* [Exercise directions]: Go through the listing and return every line with "bubble" in it.

## BEGIN Record list

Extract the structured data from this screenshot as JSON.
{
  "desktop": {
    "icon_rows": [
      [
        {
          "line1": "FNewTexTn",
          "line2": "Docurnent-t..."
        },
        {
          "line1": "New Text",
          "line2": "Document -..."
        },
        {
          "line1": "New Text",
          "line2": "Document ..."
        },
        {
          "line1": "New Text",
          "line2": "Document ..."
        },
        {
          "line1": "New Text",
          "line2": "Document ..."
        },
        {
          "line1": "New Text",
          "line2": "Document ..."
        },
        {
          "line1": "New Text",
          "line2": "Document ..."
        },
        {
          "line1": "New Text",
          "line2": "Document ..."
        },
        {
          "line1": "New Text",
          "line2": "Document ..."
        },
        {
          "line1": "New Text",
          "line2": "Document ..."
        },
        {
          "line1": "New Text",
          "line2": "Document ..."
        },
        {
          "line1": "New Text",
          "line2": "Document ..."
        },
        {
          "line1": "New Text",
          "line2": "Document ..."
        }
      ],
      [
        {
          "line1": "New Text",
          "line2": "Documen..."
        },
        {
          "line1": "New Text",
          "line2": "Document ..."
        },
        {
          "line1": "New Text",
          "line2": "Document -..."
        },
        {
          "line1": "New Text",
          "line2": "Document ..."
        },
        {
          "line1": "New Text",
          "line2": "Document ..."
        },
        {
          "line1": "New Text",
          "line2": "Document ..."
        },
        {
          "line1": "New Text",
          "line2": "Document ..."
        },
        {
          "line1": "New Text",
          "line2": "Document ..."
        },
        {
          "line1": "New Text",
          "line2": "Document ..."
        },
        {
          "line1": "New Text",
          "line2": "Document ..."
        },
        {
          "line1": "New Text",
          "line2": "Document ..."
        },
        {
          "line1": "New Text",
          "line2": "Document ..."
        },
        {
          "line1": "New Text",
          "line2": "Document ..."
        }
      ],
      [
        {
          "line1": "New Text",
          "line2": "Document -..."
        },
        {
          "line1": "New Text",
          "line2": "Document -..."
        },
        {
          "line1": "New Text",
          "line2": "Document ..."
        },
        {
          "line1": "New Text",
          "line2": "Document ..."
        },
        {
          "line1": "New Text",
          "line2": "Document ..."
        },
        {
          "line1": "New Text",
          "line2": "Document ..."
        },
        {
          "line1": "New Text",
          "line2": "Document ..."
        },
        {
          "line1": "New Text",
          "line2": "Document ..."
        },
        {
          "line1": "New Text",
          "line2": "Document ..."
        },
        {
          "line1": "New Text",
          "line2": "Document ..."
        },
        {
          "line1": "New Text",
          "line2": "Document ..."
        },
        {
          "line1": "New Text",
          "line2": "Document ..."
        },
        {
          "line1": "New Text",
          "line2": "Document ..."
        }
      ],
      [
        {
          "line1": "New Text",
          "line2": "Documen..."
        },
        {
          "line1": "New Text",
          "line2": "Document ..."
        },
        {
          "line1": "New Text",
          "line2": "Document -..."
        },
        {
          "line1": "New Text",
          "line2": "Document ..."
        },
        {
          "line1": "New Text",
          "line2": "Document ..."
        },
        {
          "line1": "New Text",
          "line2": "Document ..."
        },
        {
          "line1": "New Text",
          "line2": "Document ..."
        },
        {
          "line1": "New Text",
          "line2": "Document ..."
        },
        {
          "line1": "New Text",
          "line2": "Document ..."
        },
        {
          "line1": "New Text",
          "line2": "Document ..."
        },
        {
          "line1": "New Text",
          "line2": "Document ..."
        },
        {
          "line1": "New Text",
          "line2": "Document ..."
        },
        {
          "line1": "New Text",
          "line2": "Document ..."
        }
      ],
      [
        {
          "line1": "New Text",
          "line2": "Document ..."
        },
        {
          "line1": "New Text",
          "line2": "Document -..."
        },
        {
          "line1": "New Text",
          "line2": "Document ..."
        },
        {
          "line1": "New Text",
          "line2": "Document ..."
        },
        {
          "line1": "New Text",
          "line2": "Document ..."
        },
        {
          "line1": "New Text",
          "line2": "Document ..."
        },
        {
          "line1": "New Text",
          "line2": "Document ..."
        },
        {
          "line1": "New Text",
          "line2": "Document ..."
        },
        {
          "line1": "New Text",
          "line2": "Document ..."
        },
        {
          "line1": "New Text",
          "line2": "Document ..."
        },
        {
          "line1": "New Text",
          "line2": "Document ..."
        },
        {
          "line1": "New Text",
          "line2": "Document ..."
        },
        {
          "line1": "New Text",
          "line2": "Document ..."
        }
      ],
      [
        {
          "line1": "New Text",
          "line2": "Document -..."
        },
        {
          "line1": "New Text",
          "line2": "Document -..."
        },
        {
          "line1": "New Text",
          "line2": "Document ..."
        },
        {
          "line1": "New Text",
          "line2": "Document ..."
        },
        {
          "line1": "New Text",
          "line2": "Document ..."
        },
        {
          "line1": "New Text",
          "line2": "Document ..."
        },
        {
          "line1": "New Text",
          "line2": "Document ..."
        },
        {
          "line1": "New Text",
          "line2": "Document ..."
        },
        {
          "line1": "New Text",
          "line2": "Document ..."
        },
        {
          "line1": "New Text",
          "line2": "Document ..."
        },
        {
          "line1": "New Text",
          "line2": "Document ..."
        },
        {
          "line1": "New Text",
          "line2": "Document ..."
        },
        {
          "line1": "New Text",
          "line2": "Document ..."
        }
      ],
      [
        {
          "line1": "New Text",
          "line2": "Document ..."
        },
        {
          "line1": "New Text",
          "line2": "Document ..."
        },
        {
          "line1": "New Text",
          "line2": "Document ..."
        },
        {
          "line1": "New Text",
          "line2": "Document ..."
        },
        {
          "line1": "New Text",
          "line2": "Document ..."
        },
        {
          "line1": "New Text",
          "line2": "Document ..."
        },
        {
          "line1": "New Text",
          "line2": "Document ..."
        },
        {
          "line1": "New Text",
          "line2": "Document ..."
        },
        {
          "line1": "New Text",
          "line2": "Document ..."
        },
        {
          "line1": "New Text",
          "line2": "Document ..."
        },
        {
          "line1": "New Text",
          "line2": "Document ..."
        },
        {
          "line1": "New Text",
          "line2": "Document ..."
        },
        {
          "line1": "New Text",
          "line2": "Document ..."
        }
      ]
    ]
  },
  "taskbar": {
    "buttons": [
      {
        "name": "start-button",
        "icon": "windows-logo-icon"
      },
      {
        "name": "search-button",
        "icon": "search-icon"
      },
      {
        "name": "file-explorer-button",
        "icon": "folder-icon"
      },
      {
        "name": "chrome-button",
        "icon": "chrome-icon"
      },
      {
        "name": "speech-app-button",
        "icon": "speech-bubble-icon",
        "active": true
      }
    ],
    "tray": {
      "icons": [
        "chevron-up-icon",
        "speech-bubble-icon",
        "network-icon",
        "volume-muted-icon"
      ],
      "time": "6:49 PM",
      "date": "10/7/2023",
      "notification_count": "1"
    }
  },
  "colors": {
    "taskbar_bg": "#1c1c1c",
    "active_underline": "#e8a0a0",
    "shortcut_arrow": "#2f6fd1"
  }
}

## END Record list

* [Completed task]:
        "icon": "speech-bubble-icon",
        "speech-bubble-icon",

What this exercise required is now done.